(Extracted records)
——————

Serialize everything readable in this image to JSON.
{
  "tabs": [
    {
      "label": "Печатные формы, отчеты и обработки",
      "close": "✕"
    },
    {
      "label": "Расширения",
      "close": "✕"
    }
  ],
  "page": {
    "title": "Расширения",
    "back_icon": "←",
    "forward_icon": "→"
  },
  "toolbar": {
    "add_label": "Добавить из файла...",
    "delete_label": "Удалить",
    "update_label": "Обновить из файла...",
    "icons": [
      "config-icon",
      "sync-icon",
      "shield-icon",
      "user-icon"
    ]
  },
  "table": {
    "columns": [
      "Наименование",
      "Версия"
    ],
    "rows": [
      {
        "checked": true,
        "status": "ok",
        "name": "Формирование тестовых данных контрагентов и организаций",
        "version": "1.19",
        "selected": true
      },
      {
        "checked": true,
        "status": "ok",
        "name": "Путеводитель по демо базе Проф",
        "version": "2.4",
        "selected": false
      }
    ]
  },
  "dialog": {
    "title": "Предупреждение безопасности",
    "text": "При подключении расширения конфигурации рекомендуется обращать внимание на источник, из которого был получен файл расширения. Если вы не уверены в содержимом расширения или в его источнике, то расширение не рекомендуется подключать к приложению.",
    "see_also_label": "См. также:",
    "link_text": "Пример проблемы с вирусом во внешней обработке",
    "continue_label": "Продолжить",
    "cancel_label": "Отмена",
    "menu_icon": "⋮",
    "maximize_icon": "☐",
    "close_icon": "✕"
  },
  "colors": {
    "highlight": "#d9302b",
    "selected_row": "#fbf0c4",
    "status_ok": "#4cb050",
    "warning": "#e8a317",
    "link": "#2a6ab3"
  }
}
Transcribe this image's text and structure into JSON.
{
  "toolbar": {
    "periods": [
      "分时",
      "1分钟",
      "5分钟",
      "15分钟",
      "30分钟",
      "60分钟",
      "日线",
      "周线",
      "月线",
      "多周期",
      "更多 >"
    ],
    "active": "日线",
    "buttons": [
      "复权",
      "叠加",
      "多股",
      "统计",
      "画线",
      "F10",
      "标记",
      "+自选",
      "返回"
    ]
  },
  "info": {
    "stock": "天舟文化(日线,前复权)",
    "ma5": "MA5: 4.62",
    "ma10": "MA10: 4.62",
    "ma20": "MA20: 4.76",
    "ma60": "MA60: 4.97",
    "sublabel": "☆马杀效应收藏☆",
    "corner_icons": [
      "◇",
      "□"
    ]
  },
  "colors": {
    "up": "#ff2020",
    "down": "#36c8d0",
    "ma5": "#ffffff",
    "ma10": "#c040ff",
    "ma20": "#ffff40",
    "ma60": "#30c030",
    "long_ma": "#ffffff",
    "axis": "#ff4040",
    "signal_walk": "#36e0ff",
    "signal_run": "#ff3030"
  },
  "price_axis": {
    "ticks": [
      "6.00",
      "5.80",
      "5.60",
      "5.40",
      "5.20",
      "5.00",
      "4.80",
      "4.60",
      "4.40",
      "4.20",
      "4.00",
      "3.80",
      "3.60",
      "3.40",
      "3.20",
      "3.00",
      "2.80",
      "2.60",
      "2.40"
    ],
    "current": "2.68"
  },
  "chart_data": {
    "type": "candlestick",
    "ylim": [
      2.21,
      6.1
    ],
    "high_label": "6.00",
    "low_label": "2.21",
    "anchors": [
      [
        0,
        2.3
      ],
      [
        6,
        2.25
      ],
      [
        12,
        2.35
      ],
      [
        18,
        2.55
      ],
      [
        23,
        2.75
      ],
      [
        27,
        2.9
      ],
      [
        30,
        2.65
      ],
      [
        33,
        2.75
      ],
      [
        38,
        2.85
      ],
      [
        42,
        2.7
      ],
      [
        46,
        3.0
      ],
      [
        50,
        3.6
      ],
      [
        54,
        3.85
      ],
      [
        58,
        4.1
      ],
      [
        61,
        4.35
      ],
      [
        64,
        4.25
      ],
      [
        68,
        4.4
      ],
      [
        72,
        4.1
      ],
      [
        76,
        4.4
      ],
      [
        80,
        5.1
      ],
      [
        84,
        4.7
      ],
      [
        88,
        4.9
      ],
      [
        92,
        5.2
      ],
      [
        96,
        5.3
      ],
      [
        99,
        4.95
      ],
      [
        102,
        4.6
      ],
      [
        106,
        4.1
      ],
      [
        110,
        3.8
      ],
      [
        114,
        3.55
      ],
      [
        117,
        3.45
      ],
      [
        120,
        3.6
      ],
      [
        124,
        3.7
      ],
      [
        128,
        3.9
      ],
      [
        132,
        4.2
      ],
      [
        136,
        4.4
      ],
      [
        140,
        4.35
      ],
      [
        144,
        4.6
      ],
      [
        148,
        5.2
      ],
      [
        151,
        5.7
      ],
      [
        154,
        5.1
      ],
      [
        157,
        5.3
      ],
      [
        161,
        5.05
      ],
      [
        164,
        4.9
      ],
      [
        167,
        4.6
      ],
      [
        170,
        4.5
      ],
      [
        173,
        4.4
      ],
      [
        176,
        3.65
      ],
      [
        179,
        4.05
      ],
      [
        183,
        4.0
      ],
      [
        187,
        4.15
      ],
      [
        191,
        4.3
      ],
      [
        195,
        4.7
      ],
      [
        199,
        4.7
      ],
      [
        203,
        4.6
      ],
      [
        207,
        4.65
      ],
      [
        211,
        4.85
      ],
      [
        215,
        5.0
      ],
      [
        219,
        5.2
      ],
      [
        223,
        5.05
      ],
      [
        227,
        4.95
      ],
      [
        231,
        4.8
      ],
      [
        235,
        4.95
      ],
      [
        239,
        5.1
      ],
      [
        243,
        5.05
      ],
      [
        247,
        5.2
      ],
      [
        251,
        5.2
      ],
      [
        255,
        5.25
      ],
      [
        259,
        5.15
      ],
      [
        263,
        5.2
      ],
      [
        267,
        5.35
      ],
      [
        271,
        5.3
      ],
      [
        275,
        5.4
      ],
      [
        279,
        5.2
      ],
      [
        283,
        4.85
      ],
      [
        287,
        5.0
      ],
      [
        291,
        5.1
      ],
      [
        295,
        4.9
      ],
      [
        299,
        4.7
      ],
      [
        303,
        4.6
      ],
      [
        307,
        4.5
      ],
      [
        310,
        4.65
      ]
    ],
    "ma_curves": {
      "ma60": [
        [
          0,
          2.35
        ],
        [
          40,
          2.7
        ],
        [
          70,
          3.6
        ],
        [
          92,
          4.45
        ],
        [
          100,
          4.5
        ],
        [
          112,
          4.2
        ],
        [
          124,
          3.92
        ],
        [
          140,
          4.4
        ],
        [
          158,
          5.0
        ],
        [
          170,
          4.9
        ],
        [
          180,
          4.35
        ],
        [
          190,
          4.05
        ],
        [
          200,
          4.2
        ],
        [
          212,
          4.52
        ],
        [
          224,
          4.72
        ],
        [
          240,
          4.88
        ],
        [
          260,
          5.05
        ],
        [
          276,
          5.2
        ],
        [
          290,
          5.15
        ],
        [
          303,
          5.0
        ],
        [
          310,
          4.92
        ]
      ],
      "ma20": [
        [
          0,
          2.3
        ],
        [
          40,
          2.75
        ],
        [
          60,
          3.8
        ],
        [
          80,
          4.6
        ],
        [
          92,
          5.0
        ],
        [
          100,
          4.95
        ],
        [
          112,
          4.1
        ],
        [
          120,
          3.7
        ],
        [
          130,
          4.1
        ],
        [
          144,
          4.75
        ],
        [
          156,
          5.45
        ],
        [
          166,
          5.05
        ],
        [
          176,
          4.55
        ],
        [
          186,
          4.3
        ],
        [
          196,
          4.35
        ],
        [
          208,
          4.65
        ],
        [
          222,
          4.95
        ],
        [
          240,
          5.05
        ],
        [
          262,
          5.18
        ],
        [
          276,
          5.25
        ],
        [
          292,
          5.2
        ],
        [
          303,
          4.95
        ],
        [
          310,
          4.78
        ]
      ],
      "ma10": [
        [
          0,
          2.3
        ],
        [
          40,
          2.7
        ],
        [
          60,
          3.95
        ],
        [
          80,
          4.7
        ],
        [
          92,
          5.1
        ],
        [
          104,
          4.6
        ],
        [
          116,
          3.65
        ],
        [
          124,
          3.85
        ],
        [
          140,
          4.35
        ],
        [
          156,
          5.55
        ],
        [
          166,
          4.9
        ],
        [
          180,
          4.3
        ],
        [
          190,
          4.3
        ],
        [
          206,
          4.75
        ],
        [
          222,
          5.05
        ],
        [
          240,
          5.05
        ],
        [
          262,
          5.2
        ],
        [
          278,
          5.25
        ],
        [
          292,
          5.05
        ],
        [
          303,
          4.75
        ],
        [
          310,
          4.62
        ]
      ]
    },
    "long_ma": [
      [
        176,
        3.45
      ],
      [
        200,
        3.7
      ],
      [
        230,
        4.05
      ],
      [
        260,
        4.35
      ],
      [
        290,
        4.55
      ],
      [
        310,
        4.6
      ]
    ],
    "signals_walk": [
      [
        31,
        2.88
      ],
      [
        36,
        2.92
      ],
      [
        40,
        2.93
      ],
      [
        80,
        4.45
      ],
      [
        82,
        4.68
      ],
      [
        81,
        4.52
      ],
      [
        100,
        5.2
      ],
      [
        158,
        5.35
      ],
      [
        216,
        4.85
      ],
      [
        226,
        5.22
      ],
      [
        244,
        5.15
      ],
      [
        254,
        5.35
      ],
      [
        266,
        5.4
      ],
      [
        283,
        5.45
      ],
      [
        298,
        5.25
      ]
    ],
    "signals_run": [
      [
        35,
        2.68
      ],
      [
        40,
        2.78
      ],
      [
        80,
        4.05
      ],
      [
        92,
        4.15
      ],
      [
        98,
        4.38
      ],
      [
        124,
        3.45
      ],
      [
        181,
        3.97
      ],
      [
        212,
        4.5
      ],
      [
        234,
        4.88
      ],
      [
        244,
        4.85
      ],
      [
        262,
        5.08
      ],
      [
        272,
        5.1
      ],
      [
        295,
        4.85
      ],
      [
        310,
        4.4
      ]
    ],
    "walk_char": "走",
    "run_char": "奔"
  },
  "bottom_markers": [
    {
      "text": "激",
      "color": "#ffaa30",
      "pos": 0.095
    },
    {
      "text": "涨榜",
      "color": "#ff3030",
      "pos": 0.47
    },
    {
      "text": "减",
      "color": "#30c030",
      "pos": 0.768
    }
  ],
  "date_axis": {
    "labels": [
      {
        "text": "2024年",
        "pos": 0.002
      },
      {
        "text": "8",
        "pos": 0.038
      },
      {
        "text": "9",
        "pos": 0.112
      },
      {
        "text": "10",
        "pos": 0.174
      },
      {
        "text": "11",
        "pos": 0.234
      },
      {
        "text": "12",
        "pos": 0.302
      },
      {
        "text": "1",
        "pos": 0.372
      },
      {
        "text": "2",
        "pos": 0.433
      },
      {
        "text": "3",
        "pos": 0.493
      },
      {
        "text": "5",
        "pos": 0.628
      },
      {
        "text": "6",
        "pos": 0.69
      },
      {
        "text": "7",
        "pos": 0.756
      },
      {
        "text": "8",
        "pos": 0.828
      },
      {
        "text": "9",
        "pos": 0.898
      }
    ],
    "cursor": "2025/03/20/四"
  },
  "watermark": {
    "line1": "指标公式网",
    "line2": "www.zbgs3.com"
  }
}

——————

Copy each line in the data that holds the word "image".

Serialize everything readable in this image to JSON.
Transcribe this image's text and structure into JSON.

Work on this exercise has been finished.